**풀어 볼 문제**: 아래 목록에서 "carousel-dot — [552, 1008, 558, 1014]" 문구가 포함된 줄로 시작해 "messages-button[interactable]: Messages —" 문구가 포함된 줄로 끝나는 부분만, 양 끝 줄까지 넣어서 빈 줄 없이 번호를 매겨 옮겨 적어 주시겠어요?

==== 기록된 데이터 ====

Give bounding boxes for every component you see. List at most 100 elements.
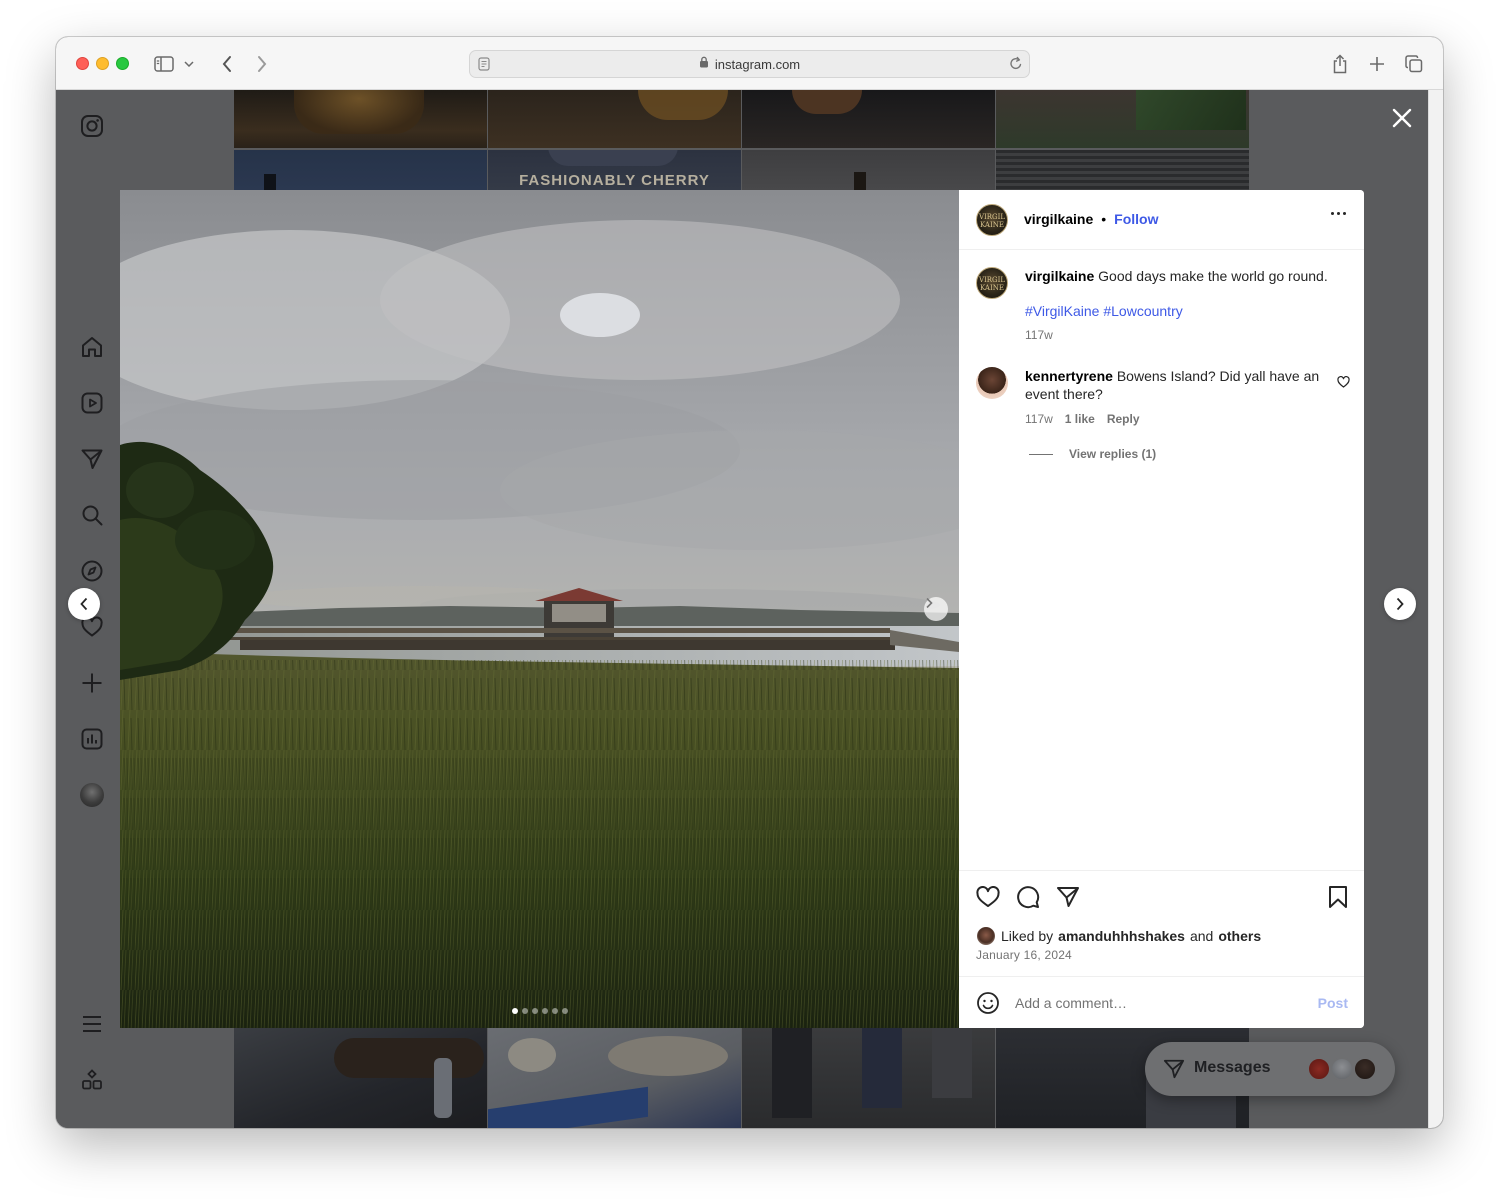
carousel-dot — [552, 1008, 558, 1014]
emoji-icon[interactable] — [976, 991, 1000, 1020]
url-text[interactable]: instagram.com — [715, 57, 800, 72]
forward-icon[interactable] — [251, 53, 273, 75]
carousel-dot — [562, 1008, 568, 1014]
comment-meta: 117w 1 like Reply — [1025, 412, 1140, 426]
caption-text: Good days make the world go round. — [1098, 268, 1328, 284]
minimize-window-button[interactable] — [96, 57, 109, 70]
comment-reply-button[interactable]: Reply — [1107, 412, 1140, 426]
zoom-window-button[interactable] — [116, 57, 129, 70]
comment-composer: Add a comment… Post — [959, 976, 1364, 1028]
liked-by-prefix: Liked by — [1001, 928, 1054, 944]
header-separator: • — [1101, 211, 1107, 227]
comment-input[interactable]: Add a comment… — [1015, 995, 1127, 1011]
avatar-logo-text: VIRGIL KAINE — [978, 276, 1006, 292]
author-avatar[interactable]: VIRGIL KAINE — [976, 204, 1008, 236]
liked-by: Liked by amanduhhhshakes and others — [976, 926, 1261, 946]
direct-icon[interactable] — [78, 445, 106, 473]
post-modal: VIRGIL KAINE virgilkaine • Follow VIRGIL… — [120, 190, 1364, 1028]
grid-post[interactable] — [234, 90, 487, 148]
comment-like-icon[interactable] — [1337, 375, 1350, 393]
liked-by-and: and — [1189, 928, 1214, 944]
carousel-dot — [522, 1008, 528, 1014]
back-icon[interactable] — [216, 53, 238, 75]
grid-post[interactable] — [996, 90, 1249, 148]
comment-age[interactable]: 117w — [1025, 412, 1053, 426]
instagram-logo-icon[interactable] — [78, 112, 106, 140]
close-window-button[interactable] — [76, 57, 89, 70]
messages-button[interactable]: Messages — [1145, 1042, 1395, 1096]
grid-post-fashionably-cherry[interactable]: FASHIONABLY CHERRY — [488, 150, 741, 190]
browser-window: instagram.com FASHIONABLY CHERRY VIRGIL … — [56, 37, 1443, 1128]
follow-button[interactable]: Follow — [1114, 211, 1158, 227]
grid-post[interactable] — [488, 90, 741, 148]
grid-post[interactable] — [234, 1028, 487, 1128]
view-replies-button[interactable]: View replies (1) — [1029, 447, 1156, 461]
comment-username[interactable]: kennertyrene — [1025, 368, 1113, 384]
sidebar-toggle-icon[interactable] — [153, 53, 175, 75]
share-icon[interactable] — [1055, 884, 1081, 910]
commenter-avatar[interactable] — [976, 367, 1008, 399]
more-apps-icon[interactable] — [78, 1066, 106, 1094]
grid-post[interactable] — [234, 150, 487, 190]
caption-author-avatar[interactable]: VIRGIL KAINE — [976, 267, 1008, 299]
messages-label: Messages — [1194, 1059, 1271, 1076]
comment-likes[interactable]: 1 like — [1065, 412, 1095, 426]
caption: virgilkaine Good days make the world go … — [1025, 267, 1345, 285]
reels-icon[interactable] — [78, 389, 106, 417]
post-photo[interactable] — [120, 190, 959, 1028]
grid-post[interactable] — [996, 150, 1249, 190]
photo-next-button[interactable] — [924, 597, 948, 621]
caption-username[interactable]: virgilkaine — [1025, 268, 1094, 284]
share-browser-icon[interactable] — [1329, 53, 1351, 75]
lock-icon — [699, 55, 709, 73]
carousel-dot — [532, 1008, 538, 1014]
carousel-dots — [512, 1008, 568, 1014]
actions-divider — [959, 870, 1364, 871]
post-panel: VIRGIL KAINE virgilkaine • Follow VIRGIL… — [959, 190, 1364, 1028]
comment-icon[interactable] — [1015, 884, 1041, 910]
more-options-icon[interactable] — [1331, 212, 1346, 215]
replies-line — [1029, 453, 1053, 455]
home-icon[interactable] — [78, 333, 106, 361]
liker-avatar[interactable] — [976, 926, 996, 946]
avatar-logo-text: VIRGIL KAINE — [978, 213, 1006, 229]
grid-post[interactable] — [742, 90, 995, 148]
liked-by-others[interactable]: others — [1218, 928, 1261, 944]
messages-avatar — [1353, 1057, 1377, 1081]
grid-post[interactable] — [742, 150, 995, 190]
tile-banner-text: FASHIONABLY CHERRY — [519, 172, 710, 189]
search-icon[interactable] — [78, 501, 106, 529]
save-icon[interactable] — [1325, 884, 1351, 910]
scrollbar[interactable] — [1428, 90, 1443, 1128]
messages-avatar — [1307, 1057, 1331, 1081]
reload-icon[interactable] — [1009, 56, 1023, 76]
post-header: VIRGIL KAINE virgilkaine • Follow — [959, 190, 1364, 250]
caption-hashtags[interactable]: #VirgilKaine #Lowcountry — [1025, 303, 1183, 319]
carousel-dot — [542, 1008, 548, 1014]
browser-toolbar: instagram.com — [56, 37, 1443, 90]
tab-overview-icon[interactable] — [1403, 53, 1425, 75]
grid-post[interactable] — [742, 1028, 995, 1128]
post-comment-button[interactable]: Post — [1318, 995, 1348, 1011]
like-icon[interactable] — [975, 884, 1001, 910]
insights-icon[interactable] — [78, 725, 106, 753]
menu-icon[interactable] — [78, 1010, 106, 1038]
new-tab-icon[interactable] — [1366, 53, 1388, 75]
address-bar[interactable]: instagram.com — [469, 50, 1030, 78]
previous-post-button[interactable] — [68, 588, 100, 620]
author-username[interactable]: virgilkaine — [1024, 211, 1093, 227]
grid-post[interactable] — [488, 1028, 741, 1128]
create-icon[interactable] — [78, 669, 106, 697]
close-icon[interactable] — [1391, 107, 1413, 129]
explore-icon[interactable] — [78, 557, 106, 585]
next-post-button[interactable] — [1384, 588, 1416, 620]
profile-icon[interactable] — [78, 781, 106, 809]
comment: kennertyrene Bowens Island? Did yall hav… — [1025, 367, 1330, 403]
carousel-dot — [512, 1008, 518, 1014]
caption-age[interactable]: 117w — [1025, 328, 1053, 342]
view-replies-label: View replies (1) — [1069, 447, 1157, 461]
liked-by-user[interactable]: amanduhhhshakes — [1058, 928, 1185, 944]
chevron-down-icon[interactable] — [182, 53, 196, 75]
messages-avatar — [1330, 1057, 1354, 1081]
post-date[interactable]: January 16, 2024 — [976, 948, 1072, 962]
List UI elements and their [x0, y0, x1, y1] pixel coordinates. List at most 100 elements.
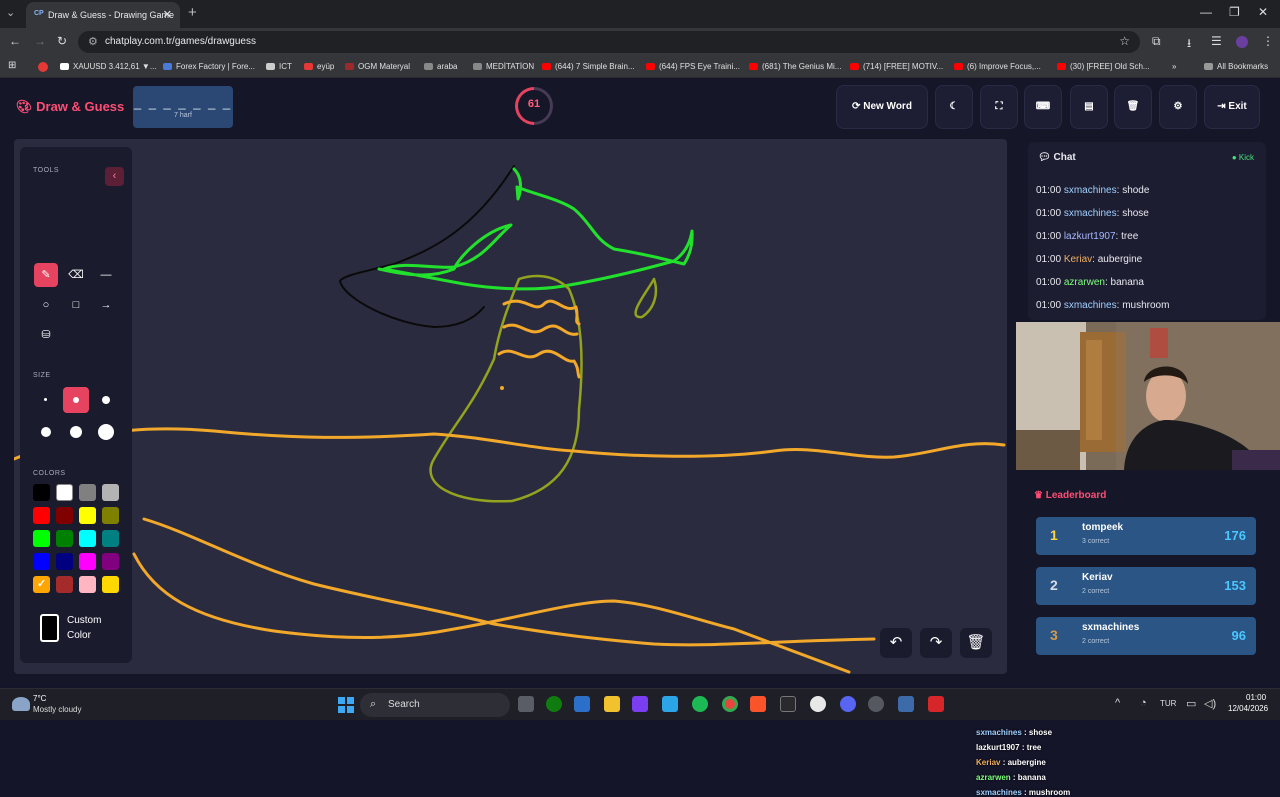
downloads-icon[interactable]: ⭳: [1187, 34, 1191, 55]
fill-tool[interactable]: ⛁: [34, 323, 58, 347]
chat-user[interactable]: sxmachines: [1064, 208, 1117, 219]
size-xl-button[interactable]: [63, 419, 89, 445]
settings-button[interactable]: ⚙: [1159, 85, 1197, 129]
collapse-panel-button[interactable]: ‹: [105, 167, 124, 186]
start-icon[interactable]: [338, 697, 354, 713]
chat-user[interactable]: sxmachines: [1064, 300, 1117, 311]
arrow-tool[interactable]: →: [94, 293, 118, 317]
back-icon[interactable]: ←: [9, 34, 21, 48]
clear-button[interactable]: 🗑︎: [1114, 85, 1152, 129]
bookmark-item[interactable]: ICT: [266, 62, 292, 71]
copilot-icon[interactable]: [662, 696, 678, 712]
archive-button[interactable]: ▤: [1070, 85, 1108, 129]
omnibox[interactable]: ⚙ chatplay.com.tr/games/drawguess ☆: [78, 31, 1140, 53]
chatgpt-icon[interactable]: [810, 696, 826, 712]
custom-color-label[interactable]: Custom Color: [67, 613, 127, 643]
color-swatch[interactable]: [33, 553, 50, 570]
line-tool[interactable]: —: [94, 263, 118, 287]
url-text[interactable]: chatplay.com.tr/games/drawguess: [105, 36, 256, 47]
size-s-button[interactable]: [63, 387, 89, 413]
app-icon-blue[interactable]: [898, 696, 914, 712]
chrome-icon[interactable]: [722, 696, 738, 712]
color-swatch[interactable]: [33, 507, 50, 524]
dark-mode-button[interactable]: ☾: [935, 85, 973, 129]
close-window-icon[interactable]: ✕: [1258, 5, 1268, 19]
chat-user[interactable]: sxmachines: [1064, 185, 1117, 196]
bookmark-item[interactable]: XAUUSD 3.412,61 ▼...: [60, 62, 157, 71]
keyboard-button[interactable]: ⌨: [1024, 85, 1062, 129]
color-swatch[interactable]: [79, 530, 96, 547]
network-icon[interactable]: ▭: [1186, 697, 1196, 710]
color-swatch[interactable]: [102, 530, 119, 547]
color-swatch[interactable]: [102, 576, 119, 593]
language-indicator[interactable]: TUR: [1160, 699, 1176, 708]
size-l-button[interactable]: [33, 419, 59, 445]
spotify-icon[interactable]: [692, 696, 708, 712]
chrome-menu-icon[interactable]: ⋮: [1262, 34, 1274, 48]
color-swatch[interactable]: [56, 553, 73, 570]
chat-user[interactable]: Keriav: [1064, 254, 1092, 265]
color-swatch[interactable]: [56, 507, 73, 524]
size-m-button[interactable]: [93, 387, 119, 413]
xbox-icon[interactable]: [546, 696, 562, 712]
weather-icon[interactable]: [12, 697, 30, 711]
weather-desc[interactable]: Mostly cloudy: [33, 705, 81, 714]
bookmark-item[interactable]: (644) 7 Simple Brain...: [542, 62, 635, 71]
fullscreen-button[interactable]: ⛶: [980, 85, 1018, 129]
color-swatch[interactable]: [79, 484, 96, 501]
bookmark-item[interactable]: (681) The Genius Mi...: [749, 62, 841, 71]
color-swatch[interactable]: [56, 530, 73, 547]
chat-user[interactable]: azrarwen: [1064, 277, 1105, 288]
discord-icon[interactable]: [840, 696, 856, 712]
color-swatch[interactable]: [79, 553, 96, 570]
weather-temp[interactable]: 7°C: [33, 694, 46, 703]
all-bookmarks[interactable]: All Bookmarks: [1204, 62, 1268, 71]
color-swatch[interactable]: [79, 507, 96, 524]
color-swatch[interactable]: [33, 530, 50, 547]
color-swatch[interactable]: [102, 507, 119, 524]
apps-grid-icon[interactable]: ⊞: [8, 60, 16, 71]
custom-color-swatch[interactable]: [40, 614, 59, 642]
bookmark-item[interactable]: (30) [FREE] Old Sch...: [1057, 62, 1150, 71]
rectangle-tool[interactable]: □: [64, 293, 88, 317]
close-tab-icon[interactable]: ✕: [163, 8, 172, 21]
new-tab-icon[interactable]: +: [188, 4, 197, 21]
store-icon[interactable]: [574, 696, 590, 712]
bookmark-item[interactable]: eyüp: [304, 62, 334, 71]
redo-button[interactable]: ↷: [920, 628, 952, 658]
file-explorer-icon[interactable]: [604, 696, 620, 712]
color-swatch[interactable]: [79, 576, 96, 593]
new-word-button[interactable]: ⟳ New Word: [836, 85, 928, 129]
app-icon-purple[interactable]: [632, 696, 648, 712]
bookmark-profile-icon[interactable]: [38, 62, 52, 73]
size-xs-button[interactable]: [33, 387, 59, 413]
clear-canvas-button[interactable]: 🗑︎: [960, 628, 992, 658]
color-swatch[interactable]: ✓: [33, 576, 50, 593]
bookmark-item[interactable]: OGM Materyal: [345, 62, 410, 71]
color-swatch[interactable]: [56, 576, 73, 593]
bookmark-star-icon[interactable]: ☆: [1119, 34, 1130, 48]
brave-icon[interactable]: [750, 696, 766, 712]
bookmark-item[interactable]: (644) FPS Eye Traini...: [646, 62, 740, 71]
bookmark-item[interactable]: (714) [FREE] MOTIV...: [850, 62, 943, 71]
tradingview-icon[interactable]: [780, 696, 796, 712]
volume-icon[interactable]: ◁): [1204, 697, 1216, 710]
bookmark-item[interactable]: MEDİTATİON: [473, 62, 534, 71]
color-swatch[interactable]: [56, 484, 73, 501]
task-view-icon[interactable]: [518, 696, 534, 712]
exit-button[interactable]: ⇥ Exit: [1204, 85, 1260, 129]
size-xxl-button[interactable]: [93, 419, 119, 445]
reading-list-icon[interactable]: ☰: [1211, 34, 1222, 48]
taskbar-search[interactable]: ⌕ Search: [360, 693, 510, 717]
bookmark-item[interactable]: araba: [424, 62, 457, 71]
bookmarks-overflow-icon[interactable]: »: [1172, 62, 1176, 71]
bookmark-item[interactable]: Forex Factory | Fore...: [163, 62, 255, 71]
undo-button[interactable]: ↶: [880, 628, 912, 658]
wifi-icon[interactable]: ◔: [1140, 697, 1147, 709]
tray-overflow-icon[interactable]: ^: [1115, 697, 1120, 709]
site-info-icon[interactable]: ⚙: [88, 35, 98, 48]
browser-tab-drawguess[interactable]: CP Draw & Guess - Drawing Game ✕: [26, 2, 180, 28]
tab-search-icon[interactable]: ⌄: [6, 6, 15, 19]
circle-tool[interactable]: ○: [34, 293, 58, 317]
app-icon-red[interactable]: [928, 696, 944, 712]
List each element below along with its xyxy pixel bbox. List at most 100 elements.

====

**과제 풀이**:
1. carousel-dot — [552, 1008, 558, 1014]
2. emoji-icon[interactable] — [976, 991, 1000, 1020]
3. url-text[interactable]: instagram.com — [715, 57, 800, 72]
4. forward-icon[interactable] — [251, 53, 273, 75]
5. carousel-dot — [562, 1008, 568, 1014]
6. comment-meta: 117w 1 like Reply — [1025, 412, 1140, 426]
7. caption-text: Good days make the world go round. — [1098, 268, 1328, 284]
8. minimize-window-button[interactable] — [96, 57, 109, 70]
9. comment-reply-button[interactable]: Reply — [1107, 412, 1140, 426]
10. zoom-window-button[interactable] — [116, 57, 129, 70]
11. comment-composer: Add a comment… Post — [959, 976, 1364, 1028]
12. liked-by-prefix: Liked by — [1001, 928, 1054, 944]
13. header-separator: • — [1101, 211, 1107, 227]
14. comment-input[interactable]: Add a comment… — [1015, 995, 1127, 1011]
15. avatar-logo-text: VIRGIL KAINE — [978, 276, 1006, 292]
16. author-avatar[interactable]: VIRGIL KAINE — [976, 204, 1008, 236]
17. liked-by: Liked by amanduhhhshakes and others — [976, 926, 1261, 946]
18. direct-icon[interactable] — [78, 445, 106, 473]
19. post-modal: VIRGIL KAINE virgilkaine • Follow VIRGIL… — [120, 190, 1364, 1028]
20. grid-post[interactable] — [234, 90, 487, 148]
21. comment-like-icon[interactable] — [1337, 375, 1350, 393]
22. liked-by-and: and — [1189, 928, 1214, 944]
23. carousel-dot — [522, 1008, 528, 1014]
24. back-icon[interactable] — [216, 53, 238, 75]
25. grid-post[interactable] — [996, 90, 1249, 148]
26. comment-age[interactable]: 117w — [1025, 412, 1053, 426]
27. instagram-logo-icon[interactable] — [78, 112, 106, 140]
28. close-window-button[interactable] — [76, 57, 89, 70]
29. messages-button[interactable]: Messages — [1145, 1042, 1395, 1096]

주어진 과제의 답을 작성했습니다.